--- What the exercise asks ---
Copy out all of the items below, substituting "claim-row" for every instance of "claim-item" and keeping everything else the same.

:: Record list ::

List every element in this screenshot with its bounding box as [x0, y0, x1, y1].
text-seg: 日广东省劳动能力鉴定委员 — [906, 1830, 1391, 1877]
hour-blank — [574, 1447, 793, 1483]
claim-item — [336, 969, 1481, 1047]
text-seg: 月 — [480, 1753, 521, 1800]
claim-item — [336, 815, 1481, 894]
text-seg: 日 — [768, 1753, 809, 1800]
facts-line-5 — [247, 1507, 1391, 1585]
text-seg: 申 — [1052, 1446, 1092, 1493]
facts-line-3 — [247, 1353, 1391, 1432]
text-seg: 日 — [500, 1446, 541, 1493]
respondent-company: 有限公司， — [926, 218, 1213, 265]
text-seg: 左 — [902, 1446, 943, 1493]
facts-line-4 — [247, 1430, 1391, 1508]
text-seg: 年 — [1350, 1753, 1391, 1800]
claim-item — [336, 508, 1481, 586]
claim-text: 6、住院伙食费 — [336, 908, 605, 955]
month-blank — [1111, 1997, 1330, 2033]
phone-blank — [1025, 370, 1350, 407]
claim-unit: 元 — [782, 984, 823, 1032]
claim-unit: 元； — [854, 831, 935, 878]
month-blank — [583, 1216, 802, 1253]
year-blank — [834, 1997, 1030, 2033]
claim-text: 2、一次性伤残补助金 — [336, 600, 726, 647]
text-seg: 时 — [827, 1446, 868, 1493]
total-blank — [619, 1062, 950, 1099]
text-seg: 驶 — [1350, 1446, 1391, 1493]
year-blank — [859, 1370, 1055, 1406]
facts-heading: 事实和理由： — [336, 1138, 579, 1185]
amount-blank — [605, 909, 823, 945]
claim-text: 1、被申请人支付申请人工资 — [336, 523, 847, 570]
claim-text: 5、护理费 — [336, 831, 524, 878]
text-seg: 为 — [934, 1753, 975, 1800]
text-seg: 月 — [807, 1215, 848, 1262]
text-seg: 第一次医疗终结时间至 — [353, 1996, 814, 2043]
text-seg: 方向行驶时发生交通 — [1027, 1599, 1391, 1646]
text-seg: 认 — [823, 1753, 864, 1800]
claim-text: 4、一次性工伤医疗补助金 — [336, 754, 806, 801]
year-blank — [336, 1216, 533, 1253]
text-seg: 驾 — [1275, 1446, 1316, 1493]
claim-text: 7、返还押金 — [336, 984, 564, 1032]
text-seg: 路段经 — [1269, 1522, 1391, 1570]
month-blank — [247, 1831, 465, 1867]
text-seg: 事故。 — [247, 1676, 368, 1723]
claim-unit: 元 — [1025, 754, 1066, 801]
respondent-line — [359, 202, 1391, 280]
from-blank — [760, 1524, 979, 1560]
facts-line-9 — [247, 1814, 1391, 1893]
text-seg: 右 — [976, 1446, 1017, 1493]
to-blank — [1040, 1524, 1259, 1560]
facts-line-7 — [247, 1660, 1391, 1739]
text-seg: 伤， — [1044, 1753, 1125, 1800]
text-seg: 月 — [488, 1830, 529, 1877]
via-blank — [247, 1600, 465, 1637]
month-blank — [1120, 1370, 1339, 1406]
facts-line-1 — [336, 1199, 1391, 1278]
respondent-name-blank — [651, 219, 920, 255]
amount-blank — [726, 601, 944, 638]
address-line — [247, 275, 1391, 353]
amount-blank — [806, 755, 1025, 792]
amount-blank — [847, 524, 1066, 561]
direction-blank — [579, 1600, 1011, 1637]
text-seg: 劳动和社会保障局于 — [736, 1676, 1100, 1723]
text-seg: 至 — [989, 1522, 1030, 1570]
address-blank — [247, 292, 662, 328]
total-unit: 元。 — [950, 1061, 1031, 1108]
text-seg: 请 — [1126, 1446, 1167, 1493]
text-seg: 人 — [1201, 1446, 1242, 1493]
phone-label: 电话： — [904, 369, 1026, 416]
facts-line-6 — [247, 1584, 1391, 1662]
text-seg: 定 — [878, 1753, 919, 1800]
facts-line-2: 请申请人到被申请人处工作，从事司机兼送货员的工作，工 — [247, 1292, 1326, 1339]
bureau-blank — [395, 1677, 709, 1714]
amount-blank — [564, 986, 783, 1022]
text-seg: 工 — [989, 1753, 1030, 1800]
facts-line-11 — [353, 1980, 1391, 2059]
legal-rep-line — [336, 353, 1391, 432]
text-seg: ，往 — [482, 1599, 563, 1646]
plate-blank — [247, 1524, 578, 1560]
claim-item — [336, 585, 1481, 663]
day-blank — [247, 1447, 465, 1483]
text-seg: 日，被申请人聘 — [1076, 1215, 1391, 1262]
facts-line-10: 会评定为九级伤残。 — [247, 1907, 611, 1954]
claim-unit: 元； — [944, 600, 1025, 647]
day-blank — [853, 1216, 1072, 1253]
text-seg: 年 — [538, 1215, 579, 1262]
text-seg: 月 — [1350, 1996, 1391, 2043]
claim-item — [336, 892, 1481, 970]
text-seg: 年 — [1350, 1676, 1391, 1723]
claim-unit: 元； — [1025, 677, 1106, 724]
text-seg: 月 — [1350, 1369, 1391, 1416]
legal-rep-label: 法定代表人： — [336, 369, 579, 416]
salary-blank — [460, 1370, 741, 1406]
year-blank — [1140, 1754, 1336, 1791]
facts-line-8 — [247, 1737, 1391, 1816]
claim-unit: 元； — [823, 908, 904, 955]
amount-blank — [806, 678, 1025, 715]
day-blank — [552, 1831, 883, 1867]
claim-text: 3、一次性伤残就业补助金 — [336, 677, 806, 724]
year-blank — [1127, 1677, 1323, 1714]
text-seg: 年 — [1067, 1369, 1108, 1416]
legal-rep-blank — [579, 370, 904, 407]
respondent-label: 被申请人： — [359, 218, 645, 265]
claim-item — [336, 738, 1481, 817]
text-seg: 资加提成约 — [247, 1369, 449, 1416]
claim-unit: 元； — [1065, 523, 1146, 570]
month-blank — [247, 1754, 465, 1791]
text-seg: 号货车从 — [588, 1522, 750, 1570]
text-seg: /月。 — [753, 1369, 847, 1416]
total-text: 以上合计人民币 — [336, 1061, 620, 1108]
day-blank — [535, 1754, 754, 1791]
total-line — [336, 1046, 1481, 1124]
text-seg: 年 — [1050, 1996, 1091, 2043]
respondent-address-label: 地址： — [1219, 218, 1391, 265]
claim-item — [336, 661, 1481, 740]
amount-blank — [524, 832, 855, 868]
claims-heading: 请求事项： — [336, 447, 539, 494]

:::

--- Result of this task ---
List every element in this screenshot with its bounding box as [x0, y0, x1, y1].
text-seg: 日广东省劳动能力鉴定委员 — [906, 1830, 1391, 1877]
hour-blank — [574, 1447, 793, 1483]
claim-row — [336, 969, 1481, 1047]
text-seg: 月 — [480, 1753, 521, 1800]
claim-row — [336, 815, 1481, 894]
text-seg: 日 — [768, 1753, 809, 1800]
facts-line-5 — [247, 1507, 1391, 1585]
text-seg: 申 — [1052, 1446, 1092, 1493]
facts-line-3 — [247, 1353, 1391, 1432]
text-seg: 日 — [500, 1446, 541, 1493]
respondent-company: 有限公司， — [926, 218, 1213, 265]
text-seg: 左 — [902, 1446, 943, 1493]
facts-line-4 — [247, 1430, 1391, 1508]
text-seg: 年 — [1350, 1753, 1391, 1800]
claim-row — [336, 508, 1481, 586]
claim-text: 6、住院伙食费 — [336, 908, 605, 955]
month-blank — [1111, 1997, 1330, 2033]
phone-blank — [1025, 370, 1350, 407]
claim-unit: 元 — [782, 984, 823, 1032]
claim-unit: 元； — [854, 831, 935, 878]
month-blank — [583, 1216, 802, 1253]
year-blank — [834, 1997, 1030, 2033]
claim-text: 2、一次性伤残补助金 — [336, 600, 726, 647]
text-seg: 时 — [827, 1446, 868, 1493]
total-blank — [619, 1062, 950, 1099]
text-seg: 驶 — [1350, 1446, 1391, 1493]
year-blank — [859, 1370, 1055, 1406]
facts-heading: 事实和理由： — [336, 1138, 579, 1185]
amount-blank — [605, 909, 823, 945]
claim-text: 1、被申请人支付申请人工资 — [336, 523, 847, 570]
claim-text: 5、护理费 — [336, 831, 524, 878]
text-seg: 为 — [934, 1753, 975, 1800]
text-seg: 月 — [807, 1215, 848, 1262]
text-seg: 第一次医疗终结时间至 — [353, 1996, 814, 2043]
text-seg: 方向行驶时发生交通 — [1027, 1599, 1391, 1646]
text-seg: 认 — [823, 1753, 864, 1800]
claim-text: 4、一次性工伤医疗补助金 — [336, 754, 806, 801]
year-blank — [336, 1216, 533, 1253]
text-seg: 驾 — [1275, 1446, 1316, 1493]
claim-text: 7、返还押金 — [336, 984, 564, 1032]
text-seg: 路段经 — [1269, 1522, 1391, 1570]
month-blank — [247, 1831, 465, 1867]
text-seg: 事故。 — [247, 1676, 368, 1723]
claim-unit: 元 — [1025, 754, 1066, 801]
respondent-line — [359, 202, 1391, 280]
from-blank — [760, 1524, 979, 1560]
facts-line-9 — [247, 1814, 1391, 1893]
text-seg: 右 — [976, 1446, 1017, 1493]
to-blank — [1040, 1524, 1259, 1560]
facts-line-7 — [247, 1660, 1391, 1739]
text-seg: 伤， — [1044, 1753, 1125, 1800]
text-seg: 月 — [488, 1830, 529, 1877]
via-blank — [247, 1600, 465, 1637]
month-blank — [1120, 1370, 1339, 1406]
facts-line-1 — [336, 1199, 1391, 1278]
respondent-name-blank — [651, 219, 920, 255]
amount-blank — [726, 601, 944, 638]
address-line — [247, 275, 1391, 353]
amount-blank — [806, 755, 1025, 792]
amount-blank — [847, 524, 1066, 561]
direction-blank — [579, 1600, 1011, 1637]
text-seg: 劳动和社会保障局于 — [736, 1676, 1100, 1723]
text-seg: 至 — [989, 1522, 1030, 1570]
address-blank — [247, 292, 662, 328]
total-unit: 元。 — [950, 1061, 1031, 1108]
text-seg: 请 — [1126, 1446, 1167, 1493]
text-seg: 人 — [1201, 1446, 1242, 1493]
phone-label: 电话： — [904, 369, 1026, 416]
facts-line-6 — [247, 1584, 1391, 1662]
text-seg: 定 — [878, 1753, 919, 1800]
facts-line-2: 请申请人到被申请人处工作，从事司机兼送货员的工作，工 — [247, 1292, 1326, 1339]
bureau-blank — [395, 1677, 709, 1714]
amount-blank — [564, 986, 783, 1022]
text-seg: 工 — [989, 1753, 1030, 1800]
facts-line-11 — [353, 1980, 1391, 2059]
legal-rep-line — [336, 353, 1391, 432]
text-seg: ，往 — [482, 1599, 563, 1646]
plate-blank — [247, 1524, 578, 1560]
claim-row — [336, 585, 1481, 663]
day-blank — [247, 1447, 465, 1483]
text-seg: 日，被申请人聘 — [1076, 1215, 1391, 1262]
facts-line-10: 会评定为九级伤残。 — [247, 1907, 611, 1954]
claim-unit: 元； — [944, 600, 1025, 647]
day-blank — [853, 1216, 1072, 1253]
text-seg: 年 — [538, 1215, 579, 1262]
text-seg: 月 — [1350, 1996, 1391, 2043]
claim-row — [336, 892, 1481, 970]
text-seg: 年 — [1350, 1676, 1391, 1723]
claim-unit: 元； — [1025, 677, 1106, 724]
text-seg: 月 — [1350, 1369, 1391, 1416]
legal-rep-label: 法定代表人： — [336, 369, 579, 416]
salary-blank — [460, 1370, 741, 1406]
year-blank — [1140, 1754, 1336, 1791]
facts-line-8 — [247, 1737, 1391, 1816]
claim-unit: 元； — [823, 908, 904, 955]
amount-blank — [806, 678, 1025, 715]
day-blank — [552, 1831, 883, 1867]
claim-text: 3、一次性伤残就业补助金 — [336, 677, 806, 724]
year-blank — [1127, 1677, 1323, 1714]
text-seg: 年 — [1067, 1369, 1108, 1416]
legal-rep-blank — [579, 370, 904, 407]
respondent-label: 被申请人： — [359, 218, 645, 265]
claim-row — [336, 738, 1481, 817]
text-seg: 资加提成约 — [247, 1369, 449, 1416]
claim-unit: 元； — [1065, 523, 1146, 570]
month-blank — [247, 1754, 465, 1791]
text-seg: 号货车从 — [588, 1522, 750, 1570]
text-seg: /月。 — [753, 1369, 847, 1416]
total-text: 以上合计人民币 — [336, 1061, 620, 1108]
day-blank — [535, 1754, 754, 1791]
total-line — [336, 1046, 1481, 1124]
text-seg: 年 — [1050, 1996, 1091, 2043]
respondent-address-label: 地址： — [1219, 218, 1391, 265]
claim-row — [336, 661, 1481, 740]
amount-blank — [524, 832, 855, 868]
claims-heading: 请求事项： — [336, 447, 539, 494]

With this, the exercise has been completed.